:: Given request ::
Can you copy out the data exactly? Leave the images out.

:: Data shown ::
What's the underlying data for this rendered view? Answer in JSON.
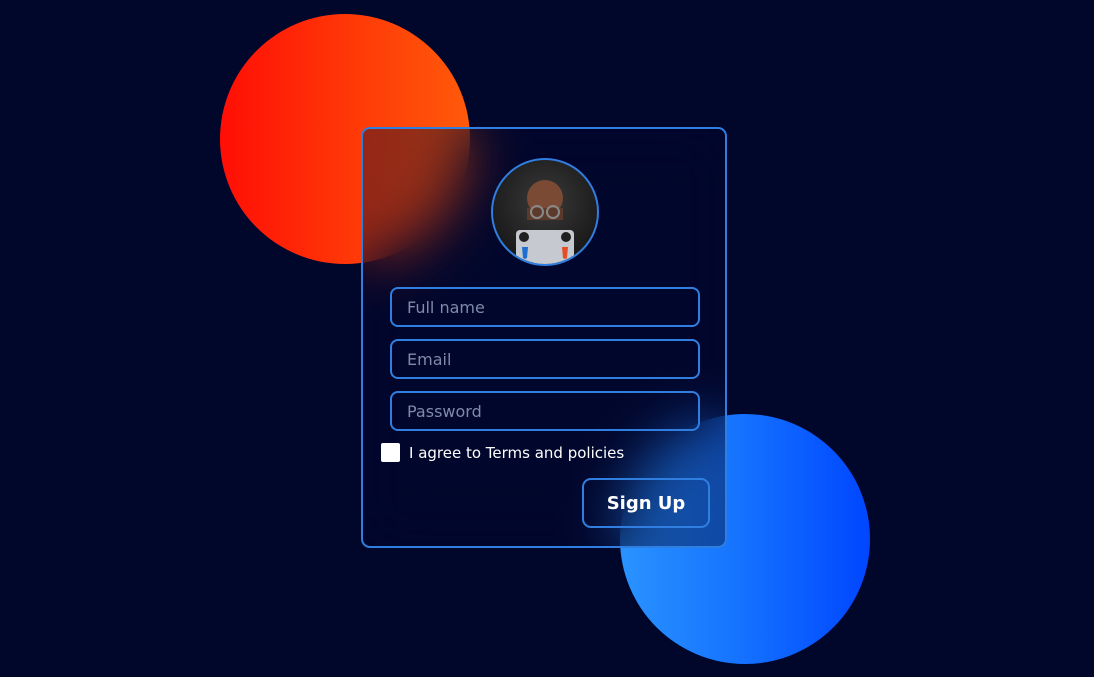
{
  "form": {
    "full_name": {
      "placeholder": "Full name",
      "value": ""
    },
    "email": {
      "placeholder": "Email",
      "value": ""
    },
    "password": {
      "placeholder": "Password",
      "value": ""
    },
    "terms_label": "I agree to Terms and policies",
    "terms_checked": false,
    "submit_label": "Sign Up"
  },
  "avatar": {
    "icon": "avatar-icon"
  },
  "colors": {
    "background": "#01062b",
    "accent": "#2f7ee0",
    "orange_circle": "#ff3a07",
    "blue_circle": "#1471ff"
  }
}
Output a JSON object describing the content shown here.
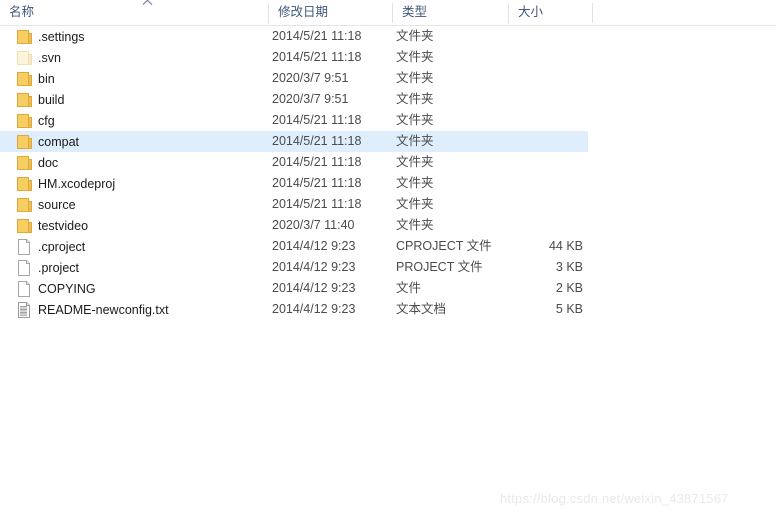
{
  "header": {
    "columns": [
      {
        "label": "名称",
        "sorted": true,
        "sort_direction": "ascending"
      },
      {
        "label": "修改日期",
        "sorted": false,
        "sort_direction": ""
      },
      {
        "label": "类型",
        "sorted": false,
        "sort_direction": ""
      },
      {
        "label": "大小",
        "sorted": false,
        "sort_direction": ""
      }
    ],
    "sort_arrow_glyph": "^"
  },
  "rows": [
    {
      "name": ".settings",
      "date": "2014/5/21 11:18",
      "type": "文件夹",
      "size": "",
      "icon": "folder-icon",
      "selected": false
    },
    {
      "name": ".svn",
      "date": "2014/5/21 11:18",
      "type": "文件夹",
      "size": "",
      "icon": "folder-hidden-icon",
      "selected": false
    },
    {
      "name": "bin",
      "date": "2020/3/7 9:51",
      "type": "文件夹",
      "size": "",
      "icon": "folder-icon",
      "selected": false
    },
    {
      "name": "build",
      "date": "2020/3/7 9:51",
      "type": "文件夹",
      "size": "",
      "icon": "folder-icon",
      "selected": false
    },
    {
      "name": "cfg",
      "date": "2014/5/21 11:18",
      "type": "文件夹",
      "size": "",
      "icon": "folder-icon",
      "selected": false
    },
    {
      "name": "compat",
      "date": "2014/5/21 11:18",
      "type": "文件夹",
      "size": "",
      "icon": "folder-icon",
      "selected": true
    },
    {
      "name": "doc",
      "date": "2014/5/21 11:18",
      "type": "文件夹",
      "size": "",
      "icon": "folder-icon",
      "selected": false
    },
    {
      "name": "HM.xcodeproj",
      "date": "2014/5/21 11:18",
      "type": "文件夹",
      "size": "",
      "icon": "folder-icon",
      "selected": false
    },
    {
      "name": "source",
      "date": "2014/5/21 11:18",
      "type": "文件夹",
      "size": "",
      "icon": "folder-icon",
      "selected": false
    },
    {
      "name": "testvideo",
      "date": "2020/3/7 11:40",
      "type": "文件夹",
      "size": "",
      "icon": "folder-icon",
      "selected": false
    },
    {
      "name": ".cproject",
      "date": "2014/4/12 9:23",
      "type": "CPROJECT 文件",
      "size": "44 KB",
      "icon": "file-icon",
      "selected": false
    },
    {
      "name": ".project",
      "date": "2014/4/12 9:23",
      "type": "PROJECT 文件",
      "size": "3 KB",
      "icon": "file-icon",
      "selected": false
    },
    {
      "name": "COPYING",
      "date": "2014/4/12 9:23",
      "type": "文件",
      "size": "2 KB",
      "icon": "file-icon",
      "selected": false
    },
    {
      "name": "README-newconfig.txt",
      "date": "2014/4/12 9:23",
      "type": "文本文档",
      "size": "5 KB",
      "icon": "text-file-icon",
      "selected": false
    }
  ],
  "watermark": {
    "text": "https://blog.csdn.net/weixin_43871567"
  },
  "colors": {
    "selection": "#dfeefc",
    "header_text": "#41577a",
    "folder": "#f5c453",
    "folder_hidden": "#fbeec8",
    "body_text": "#1b1b1b",
    "meta_text": "#4b4b4b",
    "watermark": "#e9e9e9"
  }
}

:: The answer ::
What's the underlying data for this rendered view? Answer in JSON.
{
  "form": {
    "full_name": {
      "placeholder": "Full name",
      "value": ""
    },
    "email": {
      "placeholder": "Email",
      "value": ""
    },
    "password": {
      "placeholder": "Password",
      "value": ""
    },
    "terms_label": "I agree to Terms and policies",
    "terms_checked": false,
    "submit_label": "Sign Up"
  },
  "avatar": {
    "icon": "avatar-icon"
  },
  "colors": {
    "background": "#01062b",
    "accent": "#2f7ee0",
    "orange_circle": "#ff3a07",
    "blue_circle": "#1471ff"
  }
}
Output a JSON object describing the content shown here.
{
  "header": {
    "columns": [
      {
        "label": "名称",
        "sorted": true,
        "sort_direction": "ascending"
      },
      {
        "label": "修改日期",
        "sorted": false,
        "sort_direction": ""
      },
      {
        "label": "类型",
        "sorted": false,
        "sort_direction": ""
      },
      {
        "label": "大小",
        "sorted": false,
        "sort_direction": ""
      }
    ],
    "sort_arrow_glyph": "^"
  },
  "rows": [
    {
      "name": ".settings",
      "date": "2014/5/21 11:18",
      "type": "文件夹",
      "size": "",
      "icon": "folder-icon",
      "selected": false
    },
    {
      "name": ".svn",
      "date": "2014/5/21 11:18",
      "type": "文件夹",
      "size": "",
      "icon": "folder-hidden-icon",
      "selected": false
    },
    {
      "name": "bin",
      "date": "2020/3/7 9:51",
      "type": "文件夹",
      "size": "",
      "icon": "folder-icon",
      "selected": false
    },
    {
      "name": "build",
      "date": "2020/3/7 9:51",
      "type": "文件夹",
      "size": "",
      "icon": "folder-icon",
      "selected": false
    },
    {
      "name": "cfg",
      "date": "2014/5/21 11:18",
      "type": "文件夹",
      "size": "",
      "icon": "folder-icon",
      "selected": false
    },
    {
      "name": "compat",
      "date": "2014/5/21 11:18",
      "type": "文件夹",
      "size": "",
      "icon": "folder-icon",
      "selected": true
    },
    {
      "name": "doc",
      "date": "2014/5/21 11:18",
      "type": "文件夹",
      "size": "",
      "icon": "folder-icon",
      "selected": false
    },
    {
      "name": "HM.xcodeproj",
      "date": "2014/5/21 11:18",
      "type": "文件夹",
      "size": "",
      "icon": "folder-icon",
      "selected": false
    },
    {
      "name": "source",
      "date": "2014/5/21 11:18",
      "type": "文件夹",
      "size": "",
      "icon": "folder-icon",
      "selected": false
    },
    {
      "name": "testvideo",
      "date": "2020/3/7 11:40",
      "type": "文件夹",
      "size": "",
      "icon": "folder-icon",
      "selected": false
    },
    {
      "name": ".cproject",
      "date": "2014/4/12 9:23",
      "type": "CPROJECT 文件",
      "size": "44 KB",
      "icon": "file-icon",
      "selected": false
    },
    {
      "name": ".project",
      "date": "2014/4/12 9:23",
      "type": "PROJECT 文件",
      "size": "3 KB",
      "icon": "file-icon",
      "selected": false
    },
    {
      "name": "COPYING",
      "date": "2014/4/12 9:23",
      "type": "文件",
      "size": "2 KB",
      "icon": "file-icon",
      "selected": false
    },
    {
      "name": "README-newconfig.txt",
      "date": "2014/4/12 9:23",
      "type": "文本文档",
      "size": "5 KB",
      "icon": "text-file-icon",
      "selected": false
    }
  ],
  "watermark": {
    "text": "https://blog.csdn.net/weixin_43871567"
  },
  "colors": {
    "selection": "#dfeefc",
    "header_text": "#41577a",
    "folder": "#f5c453",
    "folder_hidden": "#fbeec8",
    "body_text": "#1b1b1b",
    "meta_text": "#4b4b4b",
    "watermark": "#e9e9e9"
  }
}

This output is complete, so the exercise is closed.